(YOUR TASK): Leave out the images; return the rest of the data exactly.

(RECORDS TO USE):

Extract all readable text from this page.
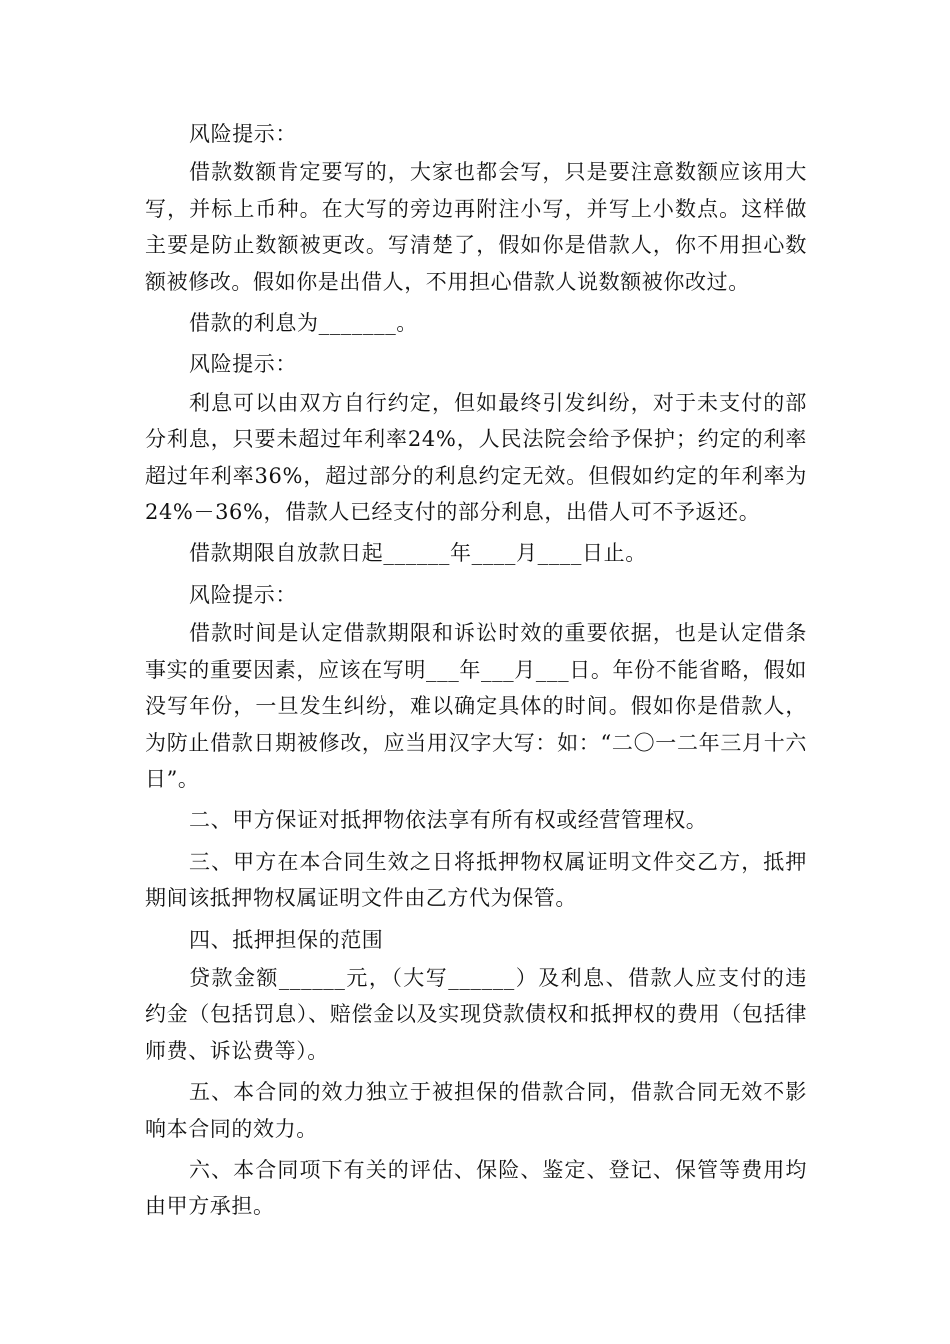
风险提示：

借款数额肯定要写的，大家也都会写，只是要注意数额应该用大写，并标上币种。在大写的旁边再附注小写，并写上小数点。这样做主要是防止数额被更改。写清楚了，假如你是借款人，你不用担心数额被修改。假如你是出借人，不用担心借款人说数额被你改过。

借款的利息为_______。

风险提示：

利息可以由双方自行约定，但如最终引发纠纷，对于未支付的部分利息，只要未超过年利率24%，人民法院会给予保护；约定的利率超过年利率36%，超过部分的利息约定无效。但假如约定的年利率为24%－36%，借款人已经支付的部分利息，出借人可不予返还。

借款期限自放款日起______年____月____日止。

风险提示：

借款时间是认定借款期限和诉讼时效的重要依据，也是认定借条事实的重要因素，应该在写明___年___月___日。年份不能省略，假如没写年份，一旦发生纠纷，难以确定具体的时间。假如你是借款人，为防止借款日期被修改，应当用汉字大写：如：“二〇一二年三月十六日”。

二、甲方保证对抵押物依法享有所有权或经营管理权。

三、甲方在本合同生效之日将抵押物权属证明文件交乙方，抵押期间该抵押物权属证明文件由乙方代为保管。

四、抵押担保的范围

贷款金额______元，（大写______）及利息、借款人应支付的违约金（包括罚息）、赔偿金以及实现贷款债权和抵押权的费用（包括律师费、诉讼费等）。

五、本合同的效力独立于被担保的借款合同，借款合同无效不影响本合同的效力。

六、本合同项下有关的评估、保险、鉴定、登记、保管等费用均由甲方承担。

(EXPECTED ANSWER):
Extract all readable text from this page.
风险提示：

借款数额肯定要写的，大家也都会写，只是要注意数额应该用大写，并标上币种。在大写的旁边再附注小写，并写上小数点。这样做主要是防止数额被更改。写清楚了，假如你是借款人，你不用担心数额被修改。假如你是出借人，不用担心借款人说数额被你改过。

借款的利息为_______。

风险提示：

利息可以由双方自行约定，但如最终引发纠纷，对于未支付的部分利息，只要未超过年利率24%，人民法院会给予保护；约定的利率超过年利率36%，超过部分的利息约定无效。但假如约定的年利率为24%－36%，借款人已经支付的部分利息，出借人可不予返还。

借款期限自放款日起______年____月____日止。

风险提示：

借款时间是认定借款期限和诉讼时效的重要依据，也是认定借条事实的重要因素，应该在写明___年___月___日。年份不能省略，假如没写年份，一旦发生纠纷，难以确定具体的时间。假如你是借款人，为防止借款日期被修改，应当用汉字大写：如：“二〇一二年三月十六日”。

二、甲方保证对抵押物依法享有所有权或经营管理权。

三、甲方在本合同生效之日将抵押物权属证明文件交乙方，抵押期间该抵押物权属证明文件由乙方代为保管。

四、抵押担保的范围

贷款金额______元，（大写______）及利息、借款人应支付的违约金（包括罚息）、赔偿金以及实现贷款债权和抵押权的费用（包括律师费、诉讼费等）。

五、本合同的效力独立于被担保的借款合同，借款合同无效不影响本合同的效力。

六、本合同项下有关的评估、保险、鉴定、登记、保管等费用均由甲方承担。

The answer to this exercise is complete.